Locate the word "name" in the material, then show every line that holds it.

>> Begin SUPPLIED ENTRIES

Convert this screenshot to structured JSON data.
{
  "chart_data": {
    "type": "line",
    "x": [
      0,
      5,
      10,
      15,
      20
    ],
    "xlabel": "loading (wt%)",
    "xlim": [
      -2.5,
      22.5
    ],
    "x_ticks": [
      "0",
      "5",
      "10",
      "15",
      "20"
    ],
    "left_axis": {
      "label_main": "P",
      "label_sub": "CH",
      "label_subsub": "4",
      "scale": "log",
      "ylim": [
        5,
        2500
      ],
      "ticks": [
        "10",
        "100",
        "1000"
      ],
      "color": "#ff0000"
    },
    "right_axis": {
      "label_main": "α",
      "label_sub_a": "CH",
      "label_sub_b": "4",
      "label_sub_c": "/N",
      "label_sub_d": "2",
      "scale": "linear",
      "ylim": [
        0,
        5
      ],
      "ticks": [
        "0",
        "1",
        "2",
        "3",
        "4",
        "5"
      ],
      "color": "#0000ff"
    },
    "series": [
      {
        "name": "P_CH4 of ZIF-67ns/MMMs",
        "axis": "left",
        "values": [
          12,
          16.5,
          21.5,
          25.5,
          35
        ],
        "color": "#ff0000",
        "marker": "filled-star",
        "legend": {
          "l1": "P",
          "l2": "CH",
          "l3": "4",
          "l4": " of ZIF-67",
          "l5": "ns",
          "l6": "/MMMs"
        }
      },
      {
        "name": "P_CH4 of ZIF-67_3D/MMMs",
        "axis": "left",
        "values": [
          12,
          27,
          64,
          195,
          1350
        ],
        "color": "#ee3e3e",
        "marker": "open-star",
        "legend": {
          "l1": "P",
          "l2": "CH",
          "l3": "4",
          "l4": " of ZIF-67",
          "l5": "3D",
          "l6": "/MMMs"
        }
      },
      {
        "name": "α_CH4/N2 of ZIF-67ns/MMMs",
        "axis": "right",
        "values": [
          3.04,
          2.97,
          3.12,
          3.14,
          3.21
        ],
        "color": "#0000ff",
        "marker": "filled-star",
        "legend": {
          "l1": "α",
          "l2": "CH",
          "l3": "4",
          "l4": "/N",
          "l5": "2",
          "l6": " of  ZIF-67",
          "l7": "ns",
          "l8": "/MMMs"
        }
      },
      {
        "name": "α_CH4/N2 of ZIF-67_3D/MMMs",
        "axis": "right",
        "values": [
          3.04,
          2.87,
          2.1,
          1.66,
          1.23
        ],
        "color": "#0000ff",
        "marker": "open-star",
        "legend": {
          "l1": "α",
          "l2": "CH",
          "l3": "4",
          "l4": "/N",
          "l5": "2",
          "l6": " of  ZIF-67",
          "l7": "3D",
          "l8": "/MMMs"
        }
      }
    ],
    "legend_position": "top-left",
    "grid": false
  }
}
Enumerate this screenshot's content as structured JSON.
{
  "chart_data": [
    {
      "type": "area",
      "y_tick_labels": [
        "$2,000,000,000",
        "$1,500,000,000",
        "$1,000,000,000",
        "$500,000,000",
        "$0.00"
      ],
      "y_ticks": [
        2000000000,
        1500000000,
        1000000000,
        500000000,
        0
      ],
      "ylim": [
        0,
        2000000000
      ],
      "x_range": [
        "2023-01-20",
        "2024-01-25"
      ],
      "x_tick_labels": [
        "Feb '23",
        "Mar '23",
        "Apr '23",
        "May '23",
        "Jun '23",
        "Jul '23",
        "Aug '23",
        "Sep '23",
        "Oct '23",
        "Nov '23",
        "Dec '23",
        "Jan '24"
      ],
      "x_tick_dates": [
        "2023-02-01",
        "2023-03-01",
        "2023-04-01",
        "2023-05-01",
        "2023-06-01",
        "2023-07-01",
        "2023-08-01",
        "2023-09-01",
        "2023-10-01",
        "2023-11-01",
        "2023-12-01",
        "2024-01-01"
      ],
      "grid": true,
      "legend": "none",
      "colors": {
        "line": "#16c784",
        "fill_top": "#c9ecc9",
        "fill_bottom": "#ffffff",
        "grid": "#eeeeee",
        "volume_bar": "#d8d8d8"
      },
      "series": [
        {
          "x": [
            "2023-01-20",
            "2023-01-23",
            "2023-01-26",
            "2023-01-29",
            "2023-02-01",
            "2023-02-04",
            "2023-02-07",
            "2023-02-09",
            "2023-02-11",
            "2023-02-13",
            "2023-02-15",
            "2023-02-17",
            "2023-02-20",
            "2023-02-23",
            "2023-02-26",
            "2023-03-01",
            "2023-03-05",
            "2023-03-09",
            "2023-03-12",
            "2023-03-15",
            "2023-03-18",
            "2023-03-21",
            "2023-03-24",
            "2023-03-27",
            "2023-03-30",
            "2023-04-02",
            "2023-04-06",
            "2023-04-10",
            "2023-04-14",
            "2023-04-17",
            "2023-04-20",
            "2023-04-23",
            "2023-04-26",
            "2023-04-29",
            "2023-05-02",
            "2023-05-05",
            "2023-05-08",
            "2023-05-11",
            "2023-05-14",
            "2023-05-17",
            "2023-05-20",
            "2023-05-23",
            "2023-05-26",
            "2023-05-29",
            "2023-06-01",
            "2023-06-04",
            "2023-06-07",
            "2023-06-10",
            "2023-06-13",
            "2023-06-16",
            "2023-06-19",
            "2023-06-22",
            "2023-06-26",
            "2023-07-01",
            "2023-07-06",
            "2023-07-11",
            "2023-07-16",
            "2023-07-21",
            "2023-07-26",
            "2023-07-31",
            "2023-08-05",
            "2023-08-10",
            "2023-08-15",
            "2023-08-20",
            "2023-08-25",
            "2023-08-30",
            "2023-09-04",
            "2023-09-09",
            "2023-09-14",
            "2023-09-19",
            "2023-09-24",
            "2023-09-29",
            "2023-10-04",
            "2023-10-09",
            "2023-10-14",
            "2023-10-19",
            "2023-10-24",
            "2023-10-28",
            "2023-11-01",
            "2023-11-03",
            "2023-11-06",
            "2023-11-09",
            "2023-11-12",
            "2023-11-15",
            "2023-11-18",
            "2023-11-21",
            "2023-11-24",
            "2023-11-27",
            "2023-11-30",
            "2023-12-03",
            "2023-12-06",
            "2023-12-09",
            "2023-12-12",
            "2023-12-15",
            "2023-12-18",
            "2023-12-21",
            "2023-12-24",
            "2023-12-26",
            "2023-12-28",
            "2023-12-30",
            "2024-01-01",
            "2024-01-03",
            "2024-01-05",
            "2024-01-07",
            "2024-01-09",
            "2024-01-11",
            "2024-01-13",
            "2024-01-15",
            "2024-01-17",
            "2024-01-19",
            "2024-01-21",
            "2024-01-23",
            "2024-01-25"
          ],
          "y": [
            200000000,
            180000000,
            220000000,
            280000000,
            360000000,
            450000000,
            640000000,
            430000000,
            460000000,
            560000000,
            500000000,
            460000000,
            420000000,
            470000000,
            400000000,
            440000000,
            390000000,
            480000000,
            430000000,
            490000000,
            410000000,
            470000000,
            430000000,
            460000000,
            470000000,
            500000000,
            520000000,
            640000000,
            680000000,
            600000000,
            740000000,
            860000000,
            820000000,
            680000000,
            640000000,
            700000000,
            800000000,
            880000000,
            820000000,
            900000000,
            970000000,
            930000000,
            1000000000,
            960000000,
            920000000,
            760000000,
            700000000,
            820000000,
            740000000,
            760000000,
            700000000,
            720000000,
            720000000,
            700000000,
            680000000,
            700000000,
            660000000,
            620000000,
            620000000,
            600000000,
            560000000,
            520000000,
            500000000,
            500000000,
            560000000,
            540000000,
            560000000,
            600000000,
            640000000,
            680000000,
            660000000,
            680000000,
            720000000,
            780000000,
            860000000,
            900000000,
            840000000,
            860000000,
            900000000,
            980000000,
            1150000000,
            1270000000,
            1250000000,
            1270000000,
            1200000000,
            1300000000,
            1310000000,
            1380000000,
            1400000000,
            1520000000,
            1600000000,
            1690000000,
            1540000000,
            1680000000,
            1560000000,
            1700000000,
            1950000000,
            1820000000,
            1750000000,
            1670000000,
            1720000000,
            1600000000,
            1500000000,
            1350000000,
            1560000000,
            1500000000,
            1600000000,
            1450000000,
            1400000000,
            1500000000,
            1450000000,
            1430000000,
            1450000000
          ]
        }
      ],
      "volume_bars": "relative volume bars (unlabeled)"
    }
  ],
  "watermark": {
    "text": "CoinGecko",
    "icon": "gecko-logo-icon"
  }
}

>> End SUPPLIED ENTRIES

SOLVED PROBLEM:
        "name": "P_CH4 of ZIF-67ns/MMMs",
        "name": "P_CH4 of ZIF-67_3D/MMMs",
        "name": "α_CH4/N2 of ZIF-67ns/MMMs",
        "name": "α_CH4/N2 of ZIF-67_3D/MMMs",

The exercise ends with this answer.